Given request:
Scan the data. Collect each line that contains the word "title".

Provided data:

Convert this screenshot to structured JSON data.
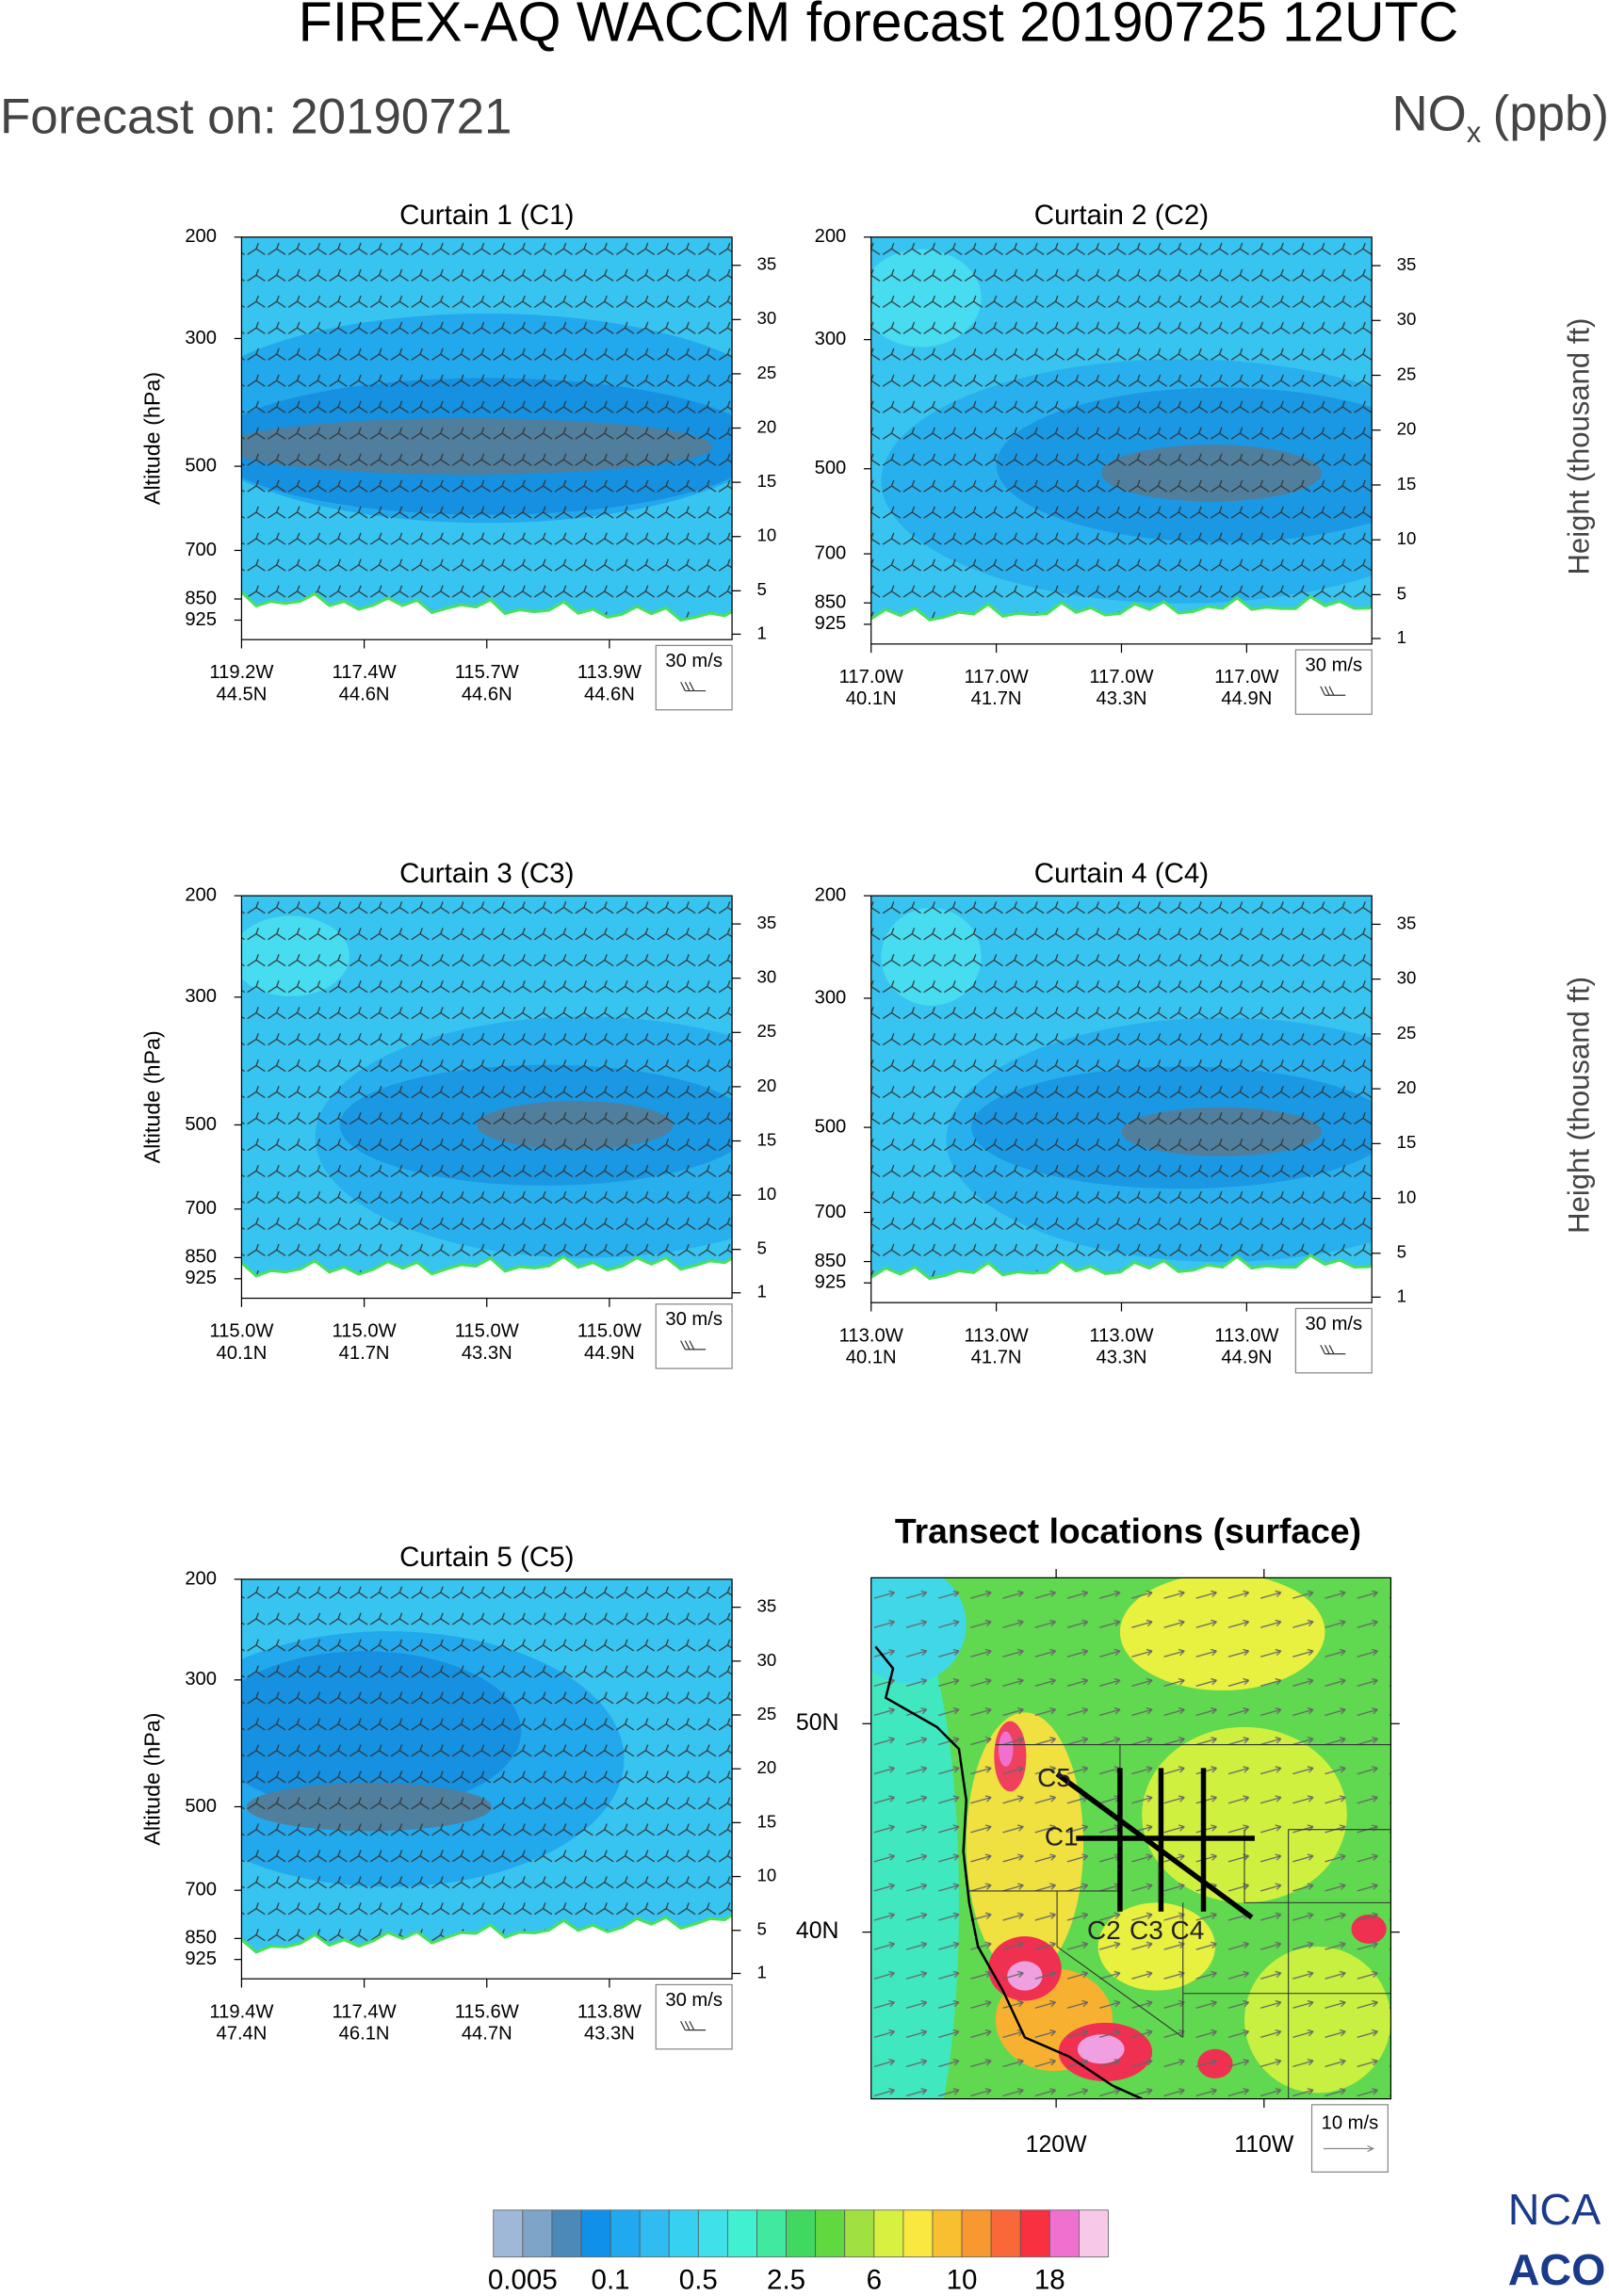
{
  "header": {
    "title": "FIREX-AQ WACCM forecast 20190725 12UTC",
    "forecast": "Forecast on: 20190721",
    "species": "NO",
    "species_sub": "x",
    "units": "(ppb)"
  },
  "chart_data": [
    {
      "type": "contour",
      "title": "Curtain 1 (C1)",
      "ylabel": "Altitude (hPa)",
      "ylim": [
        1000,
        200
      ],
      "log_y": true,
      "yticks": [
        200,
        300,
        500,
        700,
        850,
        925
      ],
      "y2lim": [
        0.5,
        37.6
      ],
      "y2ticks": [
        1,
        5,
        10,
        15,
        20,
        25,
        30,
        35
      ],
      "x_lon": [
        "119.2W",
        "117.4W",
        "115.7W",
        "113.9W"
      ],
      "x_lat": [
        "44.5N",
        "44.6N",
        "44.6N",
        "44.6N"
      ],
      "wind_key": "30 m/s"
    },
    {
      "type": "contour",
      "title": "Curtain 2 (C2)",
      "y2label": "Height (thousand ft)",
      "ylim": [
        1000,
        200
      ],
      "log_y": true,
      "yticks": [
        200,
        300,
        500,
        700,
        850,
        925
      ],
      "y2lim": [
        0.5,
        37.6
      ],
      "y2ticks": [
        1,
        5,
        10,
        15,
        20,
        25,
        30,
        35
      ],
      "x_lon": [
        "117.0W",
        "117.0W",
        "117.0W",
        "117.0W"
      ],
      "x_lat": [
        "40.1N",
        "41.7N",
        "43.3N",
        "44.9N"
      ],
      "wind_key": "30 m/s"
    },
    {
      "type": "contour",
      "title": "Curtain 3 (C3)",
      "ylabel": "Altitude (hPa)",
      "ylim": [
        1000,
        200
      ],
      "log_y": true,
      "yticks": [
        200,
        300,
        500,
        700,
        850,
        925
      ],
      "y2lim": [
        0.5,
        37.6
      ],
      "y2ticks": [
        1,
        5,
        10,
        15,
        20,
        25,
        30,
        35
      ],
      "x_lon": [
        "115.0W",
        "115.0W",
        "115.0W",
        "115.0W"
      ],
      "x_lat": [
        "40.1N",
        "41.7N",
        "43.3N",
        "44.9N"
      ],
      "wind_key": "30 m/s"
    },
    {
      "type": "contour",
      "title": "Curtain 4 (C4)",
      "y2label": "Height (thousand ft)",
      "ylim": [
        1000,
        200
      ],
      "log_y": true,
      "yticks": [
        200,
        300,
        500,
        700,
        850,
        925
      ],
      "y2lim": [
        0.5,
        37.6
      ],
      "y2ticks": [
        1,
        5,
        10,
        15,
        20,
        25,
        30,
        35
      ],
      "x_lon": [
        "113.0W",
        "113.0W",
        "113.0W",
        "113.0W"
      ],
      "x_lat": [
        "40.1N",
        "41.7N",
        "43.3N",
        "44.9N"
      ],
      "wind_key": "30 m/s"
    },
    {
      "type": "contour",
      "title": "Curtain 5 (C5)",
      "ylabel": "Altitude (hPa)",
      "ylim": [
        1000,
        200
      ],
      "log_y": true,
      "yticks": [
        200,
        300,
        500,
        700,
        850,
        925
      ],
      "y2lim": [
        0.5,
        37.6
      ],
      "y2ticks": [
        1,
        5,
        10,
        15,
        20,
        25,
        30,
        35
      ],
      "x_lon": [
        "119.4W",
        "117.4W",
        "115.6W",
        "113.8W"
      ],
      "x_lat": [
        "47.4N",
        "46.1N",
        "44.7N",
        "43.3N"
      ],
      "wind_key": "30 m/s"
    },
    {
      "type": "map",
      "title": "Transect locations (surface)",
      "xlim": [
        -128.9,
        -103.9
      ],
      "ylim": [
        32,
        57
      ],
      "xticks": [
        {
          "value": -120,
          "label": "120W"
        },
        {
          "value": -110,
          "label": "110W"
        }
      ],
      "yticks": [
        {
          "value": 40,
          "label": "40N"
        },
        {
          "value": 50,
          "label": "50N"
        }
      ],
      "transect_labels": [
        "C1",
        "C2",
        "C3",
        "C4",
        "C5"
      ],
      "wind_key": "10 m/s"
    }
  ],
  "colorbar": {
    "colors": [
      "#a0b8d8",
      "#7ea4c8",
      "#4c88b8",
      "#1090e8",
      "#20a8f0",
      "#30bcf0",
      "#38d0f0",
      "#40e0e8",
      "#40f0d0",
      "#40e8a0",
      "#40d860",
      "#60d840",
      "#a0e040",
      "#d8f040",
      "#f8e840",
      "#f8c030",
      "#f89830",
      "#f86838",
      "#f83040",
      "#f070d0",
      "#f8c8e8"
    ],
    "ticks": [
      0.005,
      0.1,
      0.5,
      2.5,
      6,
      10,
      18
    ]
  },
  "logo": {
    "line1": "NCA",
    "line2": "ACO"
  }
}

Complete output:
    "title": "FIREX-AQ WACCM forecast 20190725 12UTC",
      "title": "Curtain 1 (C1)",
      "title": "Curtain 2 (C2)",
      "title": "Curtain 3 (C3)",
      "title": "Curtain 4 (C4)",
      "title": "Curtain 5 (C5)",
      "title": "Transect locations (surface)",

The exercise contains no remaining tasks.